◆ **ТЕКСТ ДЛЯ ИЗУЧЕНИЯ**

"""

Рис. 19. Дух падучей болезни двойного образа.
В юкагирской сказке, очень распространенной также и среди местного русского населения (на реке Колыме), мы встречаем морских путников, которые странствуют с острова на остров. На одном острове они встретили людей, которые жили в землянках. Эти люди щедро угостили их мясом. Но когда они от'ехали от острова, то увидели, что их бывшие хозяева не люди, а песцы.
Рис. 20. Шаманские духи-помощники двойного образа.
Точно также в различных чукотских сказках незнакомая гостья, испуганная хозяином, убегает лисицей с криком: «ка, ка, ка!» Ребятишки, внезапно испуганные матерью, превращаются тотчас в животных и спасаются бегством. Один уползает россомахой, другой улетает уткой-савкой (Anas fuligula) и т. д. Мать тоже уходит медведицей.
Точно также и Скиннер сообщает о племени Ленапе: «Дух-хранитель большей частью сперва появляется в человеческом образе и только под конец, когда он уже на уходе, человек наконец замечает его истинный образ, большей частью звериный или птичий»[15].
Другой пример: «Старик по имени Покатегемун в особом видении встретил своего покровителя. Покровитель имел человеческий образ и дал ему свое благословение. Только уже на уходе это существо вдруг закричало: „Кванк, кванк, кванк!“ Тогда Покатегемун заметил, что это в сущности утка и что даже ее тело наполовину белое, наполовину черное».
В третьем примере такое же существо неожиданно улетело прочь в образе вороны с криком: «Га, га, гат!»
В четвертом примере такие же существа сказали человеку: «Теперь мы оставляем тебя. Смотри на нас внимательно!» Они затопали по берегу, и через минуту он увидел, что они бегут рысью. То были волки. «А ведь я считал их за людей», сказал человек.
Выше были указаны такие же примеры превращений на отходе, например, якутский рассказ о том, как шаман отгоняет духов болезни, враждебных человеку, и они изменяют свою форму, обращаясь в бегство, и потом на расстоянии меняют ее снова и снова, и притом сокращаются в об'еме. Я указывал также на связь этих представлений с законом перспективы. Предметы, удаляясь, уменьшаются в об'еме. Заодно с этим они имеют полную возможность проявлять наклонность к изменению формы, точнее к проявлению другой формы, более меньших размеров, свойственной им, но скрытой от наблюдателя в начале их встречи.
Последующее развитие анимизма вносит, наконец, в эту систему превращений элемент времени, элемент последовательности. Совпадающие, сосуществующие ипостаси превращаются в фазы, которые сменяют друг друга поочередно, — сперва одна, а потом другая.

"""

◆ **ИСХОДНЫЕ ДАННЫЕ**
"""

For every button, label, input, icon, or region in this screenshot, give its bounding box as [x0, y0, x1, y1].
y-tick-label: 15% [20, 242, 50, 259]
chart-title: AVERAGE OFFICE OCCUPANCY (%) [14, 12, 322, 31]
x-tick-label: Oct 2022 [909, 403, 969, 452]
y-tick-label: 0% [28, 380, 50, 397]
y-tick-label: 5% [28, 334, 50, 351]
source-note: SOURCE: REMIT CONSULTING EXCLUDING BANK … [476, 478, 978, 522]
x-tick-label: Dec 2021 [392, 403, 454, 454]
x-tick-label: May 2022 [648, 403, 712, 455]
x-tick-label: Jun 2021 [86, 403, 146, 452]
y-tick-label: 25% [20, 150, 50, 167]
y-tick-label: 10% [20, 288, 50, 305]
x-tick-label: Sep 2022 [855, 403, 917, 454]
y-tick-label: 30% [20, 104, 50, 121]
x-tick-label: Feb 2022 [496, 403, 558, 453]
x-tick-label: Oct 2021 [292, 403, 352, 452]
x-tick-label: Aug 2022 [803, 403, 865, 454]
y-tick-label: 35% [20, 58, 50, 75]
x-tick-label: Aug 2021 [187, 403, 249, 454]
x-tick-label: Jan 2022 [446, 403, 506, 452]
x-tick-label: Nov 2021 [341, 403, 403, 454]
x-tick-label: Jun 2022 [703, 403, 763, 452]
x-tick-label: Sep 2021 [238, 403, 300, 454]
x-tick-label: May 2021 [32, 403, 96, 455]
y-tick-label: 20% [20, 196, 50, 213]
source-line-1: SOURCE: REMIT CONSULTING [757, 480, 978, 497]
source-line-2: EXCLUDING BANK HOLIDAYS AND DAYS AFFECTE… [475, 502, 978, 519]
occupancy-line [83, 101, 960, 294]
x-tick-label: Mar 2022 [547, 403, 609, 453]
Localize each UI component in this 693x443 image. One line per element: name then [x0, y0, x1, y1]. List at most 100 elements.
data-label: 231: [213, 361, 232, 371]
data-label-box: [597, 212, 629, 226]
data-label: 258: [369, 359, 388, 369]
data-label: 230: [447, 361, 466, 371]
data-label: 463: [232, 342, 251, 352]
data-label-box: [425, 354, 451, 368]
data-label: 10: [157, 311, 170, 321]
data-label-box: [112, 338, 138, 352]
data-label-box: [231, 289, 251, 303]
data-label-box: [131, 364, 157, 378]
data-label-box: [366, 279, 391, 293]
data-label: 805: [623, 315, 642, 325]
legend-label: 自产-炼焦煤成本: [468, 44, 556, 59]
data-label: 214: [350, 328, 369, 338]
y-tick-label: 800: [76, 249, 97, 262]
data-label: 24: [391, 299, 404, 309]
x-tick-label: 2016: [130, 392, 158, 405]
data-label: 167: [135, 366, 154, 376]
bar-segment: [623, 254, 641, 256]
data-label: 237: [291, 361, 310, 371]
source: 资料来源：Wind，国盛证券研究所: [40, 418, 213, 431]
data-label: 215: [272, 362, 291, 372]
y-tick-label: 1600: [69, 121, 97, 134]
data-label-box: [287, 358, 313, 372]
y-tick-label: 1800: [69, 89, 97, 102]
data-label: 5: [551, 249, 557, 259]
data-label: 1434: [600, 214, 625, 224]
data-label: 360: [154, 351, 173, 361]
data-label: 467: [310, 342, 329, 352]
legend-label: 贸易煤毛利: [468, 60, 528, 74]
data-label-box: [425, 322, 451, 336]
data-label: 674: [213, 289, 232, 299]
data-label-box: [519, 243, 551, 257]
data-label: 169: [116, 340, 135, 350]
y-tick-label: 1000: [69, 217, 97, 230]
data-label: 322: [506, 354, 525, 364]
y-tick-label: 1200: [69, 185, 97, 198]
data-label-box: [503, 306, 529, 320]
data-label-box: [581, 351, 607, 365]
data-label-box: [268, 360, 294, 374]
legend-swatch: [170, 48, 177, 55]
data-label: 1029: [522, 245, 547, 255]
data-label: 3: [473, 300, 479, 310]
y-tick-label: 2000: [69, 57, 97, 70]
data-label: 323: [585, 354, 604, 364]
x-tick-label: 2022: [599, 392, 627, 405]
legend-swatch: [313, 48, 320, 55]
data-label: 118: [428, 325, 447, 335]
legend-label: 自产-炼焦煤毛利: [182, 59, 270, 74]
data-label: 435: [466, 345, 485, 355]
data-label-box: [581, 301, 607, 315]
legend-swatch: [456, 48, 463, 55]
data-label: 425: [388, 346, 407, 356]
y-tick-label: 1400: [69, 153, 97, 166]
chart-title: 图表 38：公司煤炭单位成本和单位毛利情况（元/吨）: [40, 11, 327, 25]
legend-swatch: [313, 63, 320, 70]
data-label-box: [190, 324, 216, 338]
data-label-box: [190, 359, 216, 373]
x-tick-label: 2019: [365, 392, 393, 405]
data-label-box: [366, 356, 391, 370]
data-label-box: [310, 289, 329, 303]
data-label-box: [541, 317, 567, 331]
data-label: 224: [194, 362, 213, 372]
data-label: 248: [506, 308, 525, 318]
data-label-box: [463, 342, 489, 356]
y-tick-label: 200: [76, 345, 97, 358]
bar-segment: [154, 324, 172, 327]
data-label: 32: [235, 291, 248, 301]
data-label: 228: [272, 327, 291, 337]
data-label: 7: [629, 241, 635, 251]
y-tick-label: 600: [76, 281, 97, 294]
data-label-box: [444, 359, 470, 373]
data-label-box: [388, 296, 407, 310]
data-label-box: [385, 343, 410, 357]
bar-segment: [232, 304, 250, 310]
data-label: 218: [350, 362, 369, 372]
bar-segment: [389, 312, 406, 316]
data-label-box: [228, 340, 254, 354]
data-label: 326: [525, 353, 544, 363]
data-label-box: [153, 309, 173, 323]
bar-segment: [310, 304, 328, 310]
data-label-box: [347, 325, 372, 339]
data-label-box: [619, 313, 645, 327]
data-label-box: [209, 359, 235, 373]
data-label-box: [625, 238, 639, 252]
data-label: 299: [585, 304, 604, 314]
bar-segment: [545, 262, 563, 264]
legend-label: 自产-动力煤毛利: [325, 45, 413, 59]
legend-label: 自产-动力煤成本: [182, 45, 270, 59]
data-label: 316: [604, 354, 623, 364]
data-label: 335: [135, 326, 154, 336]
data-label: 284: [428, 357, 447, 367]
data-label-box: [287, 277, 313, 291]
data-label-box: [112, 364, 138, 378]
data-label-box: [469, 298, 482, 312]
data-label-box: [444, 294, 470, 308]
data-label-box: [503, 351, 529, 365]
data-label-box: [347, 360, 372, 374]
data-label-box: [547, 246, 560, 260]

"""

◆ **ЗАДАНИЕ**
Продолжите текст о духах двойного образа и их превращениях, начав сразу после его последнего предложения.

◆ **ОТВЕТ К ЗАДАНИЮ**
Можно напомнить, например, общеизвестное заклинание из старой русской сказки: «Сивка, бурка, вещая каурка, стань передо мною, как лист перед травою». Влез сивке в ухо и вылез оттуда такой молодец, что ни в сказке сказать, ни пером описать.
Из старых представлений анимизма это заклинание сохранило только влезание в лошадиное ухо, причем, разумеется, предполагается внезапное сокращение размеров, по существу совершенно двуипостасное. Новая форма, которую принимает герой, представляется уже, как последующая по времени. Сказка подчеркивает, что герой изменился, сделался иным, не таким, как был прежде. С дальнейшим развитием анимизма одна из форм становится постоянной, существенной формой бытия, другая начинает постепенно отмирать, превращаться в маску, в наружный покров, в обиталище, в футляр и даже в простое украшение, в малозначительный аксессуар.
В различных примерах выступает вперед то одна, то другая сторона такого позднейшего изменения наружных ипостасных форм.
В юкагирской сказке волки отбросили прочь свои волчьи маски и явились настоящими людьми. Или даже два гриба мухомора сняли свои пестрые шляпы и явились такими-то богами. Маски, переодевания являются существенной частью таких представлений о животных. Отсюда развиваются маскированные пляски первобытных племен, столь распространенные повсюду, которые между прочим быстро драматизировались и дали начало театру. Те же маскированные пляски в более прямой форме сохранились в виде католических процессий и религиозных мистерий с воплощением святых, в виде так называемого вертепного пещного «действа», связанного с Рождеством, в виде хождения ряженых, связанного с колядками того же Рождества, в виде представления с медведем и козой и пр.